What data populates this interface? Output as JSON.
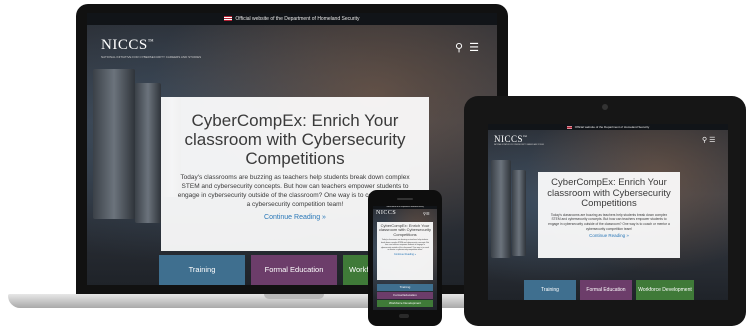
{
  "official_banner": "Official website of the Department of Homeland Security",
  "logo": {
    "text": "NICCS",
    "tm": "™",
    "subtitle": "NATIONAL INITIATIVE FOR CYBERSECURITY CAREERS AND STUDIES"
  },
  "header": {
    "search_icon": "search-icon",
    "menu_icon": "hamburger-menu-icon"
  },
  "hero": {
    "title": "CyberCompEx: Enrich Your classroom with Cybersecurity Competitions",
    "body": "Today's classrooms are buzzing as teachers help students break down complex STEM and cybersecurity concepts. But how can teachers empower students to engage in cybersecurity outside of the classroom? One way is to coach or mentor a cybersecurity competition team!",
    "link": "Continue Reading »"
  },
  "tiles": [
    {
      "label": "Training"
    },
    {
      "label": "Formal Education"
    },
    {
      "label": "Workforce Development"
    }
  ],
  "laptop_tiles": [
    "Training",
    "Formal Education",
    "Workf"
  ],
  "colors": {
    "training": "#3f6f8f",
    "formal_education": "#6c3d6a",
    "workforce_development": "#3f7a38",
    "link": "#2a78b8"
  }
}
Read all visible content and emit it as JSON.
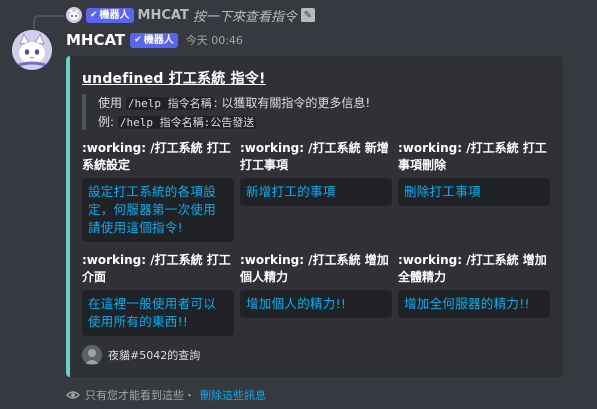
{
  "reply": {
    "bot_tag": "機器人",
    "username": "MHCAT",
    "text": "按一下來查看指令"
  },
  "message": {
    "username": "MHCAT",
    "bot_tag": "機器人",
    "timestamp": "今天 00:46"
  },
  "embed": {
    "accent_color": "#66d1c9",
    "title": "undefined 打工系統 指令!",
    "desc_line1_prefix": "使用 ",
    "desc_line1_code": "/help 指令名稱",
    "desc_line1_suffix": ": 以獲取有關指令的更多信息!",
    "desc_line2_prefix": "例: ",
    "desc_line2_code": "/help 指令名稱:公告發送",
    "fields": [
      {
        "name": ":working: /打工系統 打工系統設定",
        "value": "設定打工系統的各項設定，何服器第一次使用請使用這個指令!"
      },
      {
        "name": ":working: /打工系統 新增打工事項",
        "value": "新增打工的事項"
      },
      {
        "name": ":working: /打工系統 打工事項刪除",
        "value": "刪除打工事項"
      },
      {
        "name": ":working: /打工系統 打工介面",
        "value": "在這裡一般使用者可以使用所有的東西!!"
      },
      {
        "name": ":working: /打工系統 增加個人精力",
        "value": "增加個人的精力!!"
      },
      {
        "name": ":working: /打工系統 增加全體精力",
        "value": "增加全何服器的精力!!"
      }
    ],
    "footer": "夜貓#5042的查詢"
  },
  "ephemeral": {
    "text": "只有您才能看到這些・",
    "link": "刪除這些訊息"
  },
  "colors": {
    "background": "#36393f",
    "embed_bg": "#2f3136",
    "code_bg": "#202225",
    "field_value": "#00b0f4",
    "bot_tag": "#5865f2"
  },
  "icons": [
    "cat-avatar",
    "checkmark-icon",
    "slash-command-icon",
    "eye-icon"
  ]
}
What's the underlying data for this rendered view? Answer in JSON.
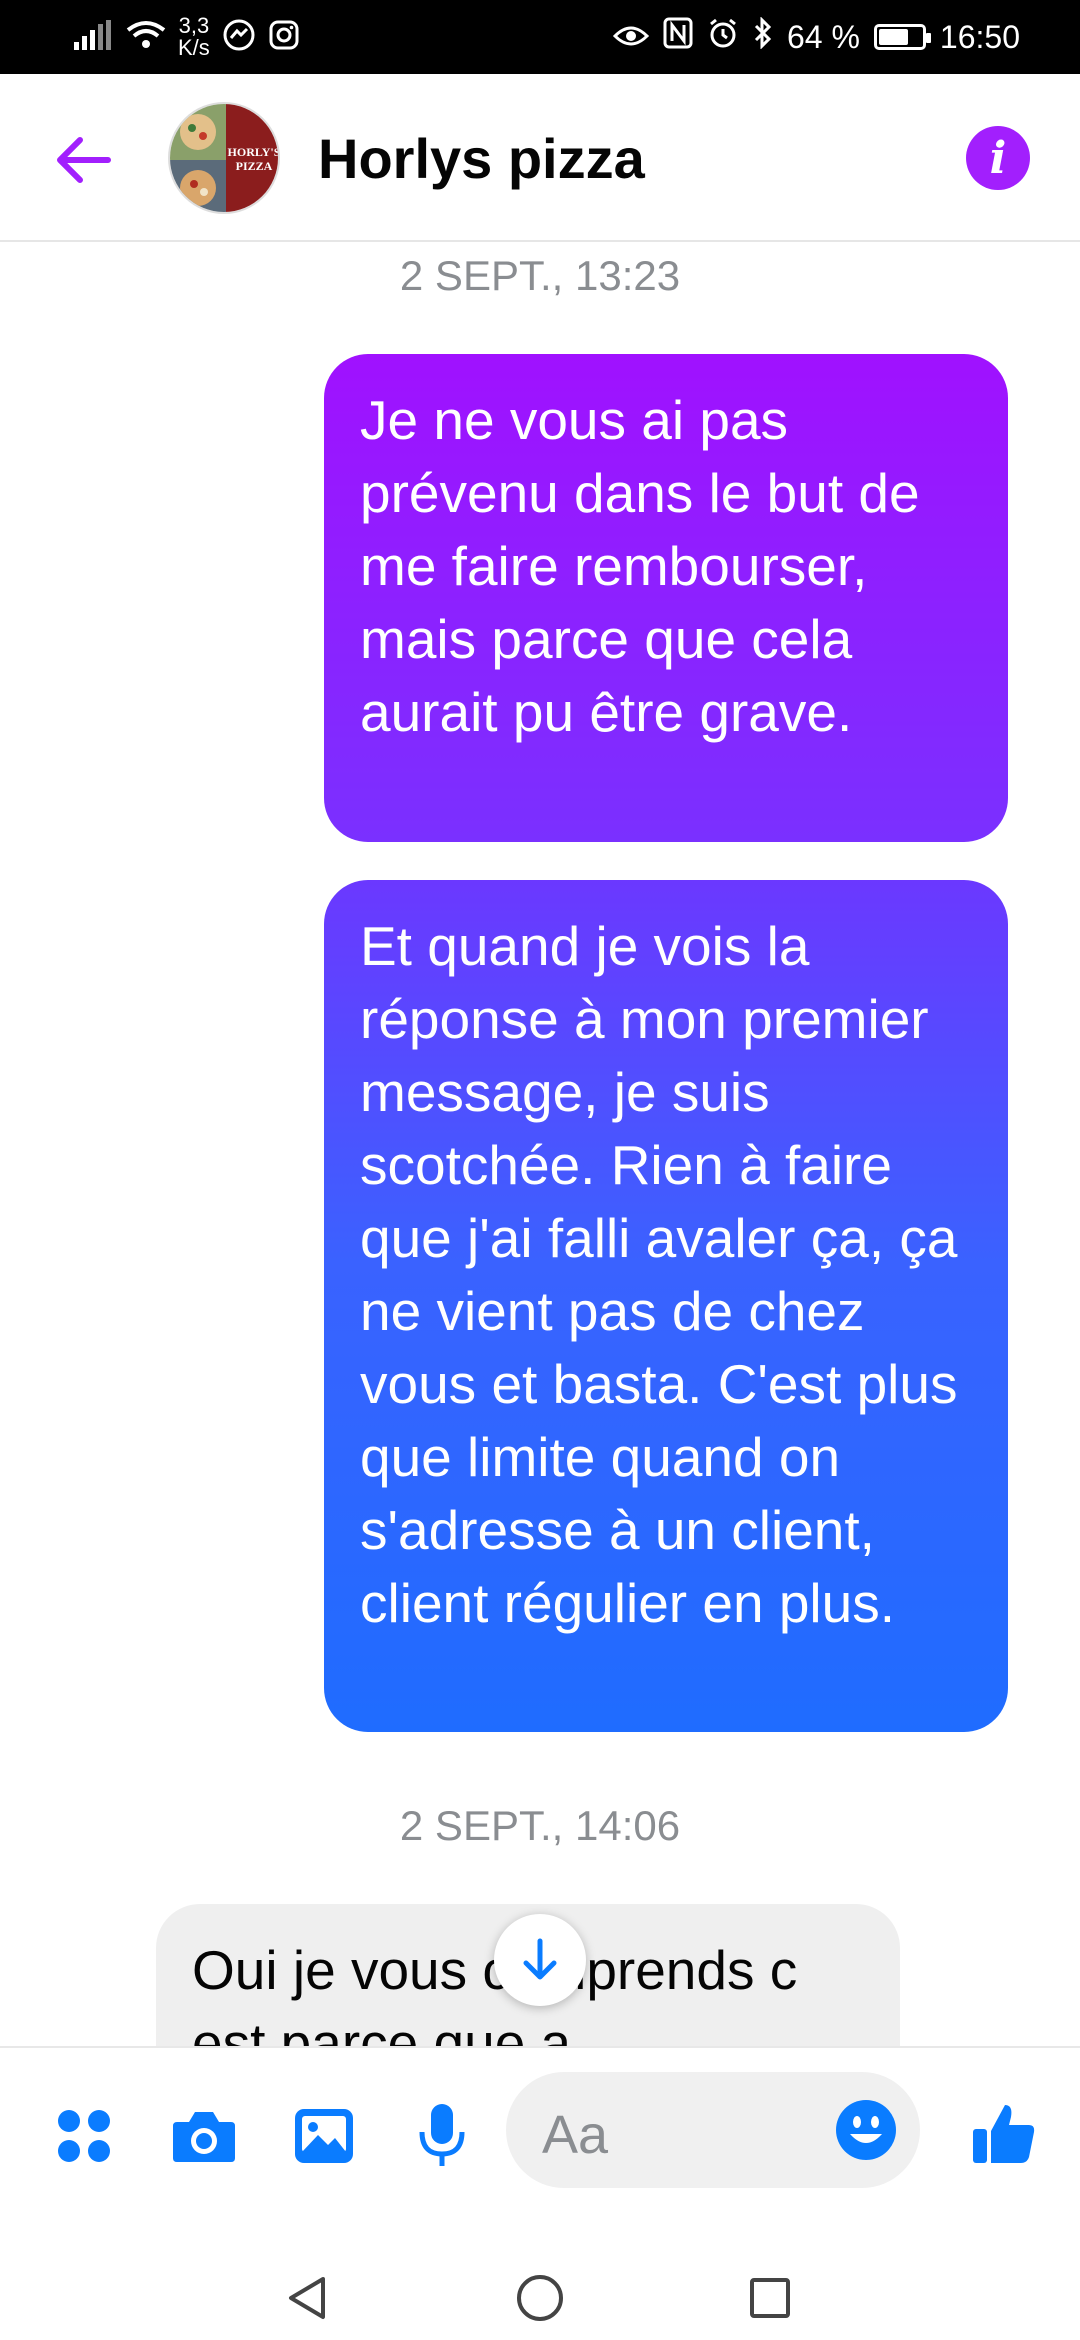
{
  "status_bar": {
    "speed": "3,3",
    "speed_unit": "K/s",
    "battery": "64 %",
    "battery_level": 0.64,
    "time": "16:50"
  },
  "header": {
    "contact_name": "Horlys pizza",
    "avatar_text_line1": "HORLY'S",
    "avatar_text_line2": "PIZZA"
  },
  "messages": [
    {
      "type": "timestamp",
      "text": "2 SEPT., 13:23"
    },
    {
      "type": "outgoing",
      "text": "Je ne vous ai pas prévenu dans le but de me faire rembourser, mais parce que cela aurait pu être grave."
    },
    {
      "type": "outgoing",
      "text": "Et quand je vois la réponse à mon premier message, je suis scotchée. Rien à faire que j'ai falli avaler ça, ça ne vient pas de chez vous et basta. C'est plus que limite quand on s'adresse à un client, client régulier en plus."
    },
    {
      "type": "timestamp",
      "text": "2 SEPT., 14:06"
    },
    {
      "type": "incoming",
      "text": "Oui je vous comprends c est parce que a"
    }
  ],
  "composer": {
    "placeholder": "Aa",
    "icons": [
      "apps-icon",
      "camera-icon",
      "gallery-icon",
      "microphone-icon",
      "emoji-icon",
      "thumbs-up-icon"
    ]
  },
  "colors": {
    "accent": "#a21ffd",
    "composer_blue": "#0a7cff",
    "outgoing_top": "#a011ff",
    "outgoing_bottom": "#1f6cff",
    "incoming_bg": "#efefef"
  }
}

++++++++

** Description of the task **
Write out the entries above word for word. Do not include the pictures.

** The result **
What data populates this interface? Output as JSON.
{
  "official_banner": "Official website of the Department of Homeland Security",
  "logo": {
    "text": "NICCS",
    "tm": "™",
    "subtitle": "NATIONAL INITIATIVE FOR CYBERSECURITY CAREERS AND STUDIES"
  },
  "header": {
    "search_icon": "search-icon",
    "menu_icon": "hamburger-menu-icon"
  },
  "hero": {
    "title": "CyberCompEx: Enrich Your classroom with Cybersecurity Competitions",
    "body": "Today's classrooms are buzzing as teachers help students break down complex STEM and cybersecurity concepts. But how can teachers empower students to engage in cybersecurity outside of the classroom? One way is to coach or mentor a cybersecurity competition team!",
    "link": "Continue Reading »"
  },
  "tiles": [
    {
      "label": "Training"
    },
    {
      "label": "Formal Education"
    },
    {
      "label": "Workforce Development"
    }
  ],
  "laptop_tiles": [
    "Training",
    "Formal Education",
    "Workf"
  ],
  "colors": {
    "training": "#3f6f8f",
    "formal_education": "#6c3d6a",
    "workforce_development": "#3f7a38",
    "link": "#2a78b8"
  }
}
Read all visible content and emit it as JSON.
{
  "reply": {
    "bot_tag": "機器人",
    "username": "MHCAT",
    "text": "按一下來查看指令"
  },
  "message": {
    "username": "MHCAT",
    "bot_tag": "機器人",
    "timestamp": "今天 00:46"
  },
  "embed": {
    "accent_color": "#66d1c9",
    "title": "undefined 打工系統 指令!",
    "desc_line1_prefix": "使用 ",
    "desc_line1_code": "/help 指令名稱",
    "desc_line1_suffix": ": 以獲取有關指令的更多信息!",
    "desc_line2_prefix": "例: ",
    "desc_line2_code": "/help 指令名稱:公告發送",
    "fields": [
      {
        "name": ":working: /打工系統 打工系統設定",
        "value": "設定打工系統的各項設定，何服器第一次使用請使用這個指令!"
      },
      {
        "name": ":working: /打工系統 新增打工事項",
        "value": "新增打工的事項"
      },
      {
        "name": ":working: /打工系統 打工事項刪除",
        "value": "刪除打工事項"
      },
      {
        "name": ":working: /打工系統 打工介面",
        "value": "在這裡一般使用者可以使用所有的東西!!"
      },
      {
        "name": ":working: /打工系統 增加個人精力",
        "value": "增加個人的精力!!"
      },
      {
        "name": ":working: /打工系統 增加全體精力",
        "value": "增加全何服器的精力!!"
      }
    ],
    "footer": "夜貓#5042的查詢"
  },
  "ephemeral": {
    "text": "只有您才能看到這些・",
    "link": "刪除這些訊息"
  },
  "colors": {
    "background": "#36393f",
    "embed_bg": "#2f3136",
    "code_bg": "#202225",
    "field_value": "#00b0f4",
    "bot_tag": "#5865f2"
  },
  "icons": [
    "cat-avatar",
    "checkmark-icon",
    "slash-command-icon",
    "eye-icon"
  ]
}
What's the underlying data for this rendered view? Answer in JSON.
{
  "status_bar": {
    "speed": "3,3",
    "speed_unit": "K/s",
    "battery": "64 %",
    "battery_level": 0.64,
    "time": "16:50"
  },
  "header": {
    "contact_name": "Horlys pizza",
    "avatar_text_line1": "HORLY'S",
    "avatar_text_line2": "PIZZA"
  },
  "messages": [
    {
      "type": "timestamp",
      "text": "2 SEPT., 13:23"
    },
    {
      "type": "outgoing",
      "text": "Je ne vous ai pas prévenu dans le but de me faire rembourser, mais parce que cela aurait pu être grave."
    },
    {
      "type": "outgoing",
      "text": "Et quand je vois la réponse à mon premier message, je suis scotchée. Rien à faire que j'ai falli avaler ça, ça ne vient pas de chez vous et basta. C'est plus que limite quand on s'adresse à un client, client régulier en plus."
    },
    {
      "type": "timestamp",
      "text": "2 SEPT., 14:06"
    },
    {
      "type": "incoming",
      "text": "Oui je vous comprends c est parce que a"
    }
  ],
  "composer": {
    "placeholder": "Aa",
    "icons": [
      "apps-icon",
      "camera-icon",
      "gallery-icon",
      "microphone-icon",
      "emoji-icon",
      "thumbs-up-icon"
    ]
  },
  "colors": {
    "accent": "#a21ffd",
    "composer_blue": "#0a7cff",
    "outgoing_top": "#a011ff",
    "outgoing_bottom": "#1f6cff",
    "incoming_bg": "#efefef"
  }
}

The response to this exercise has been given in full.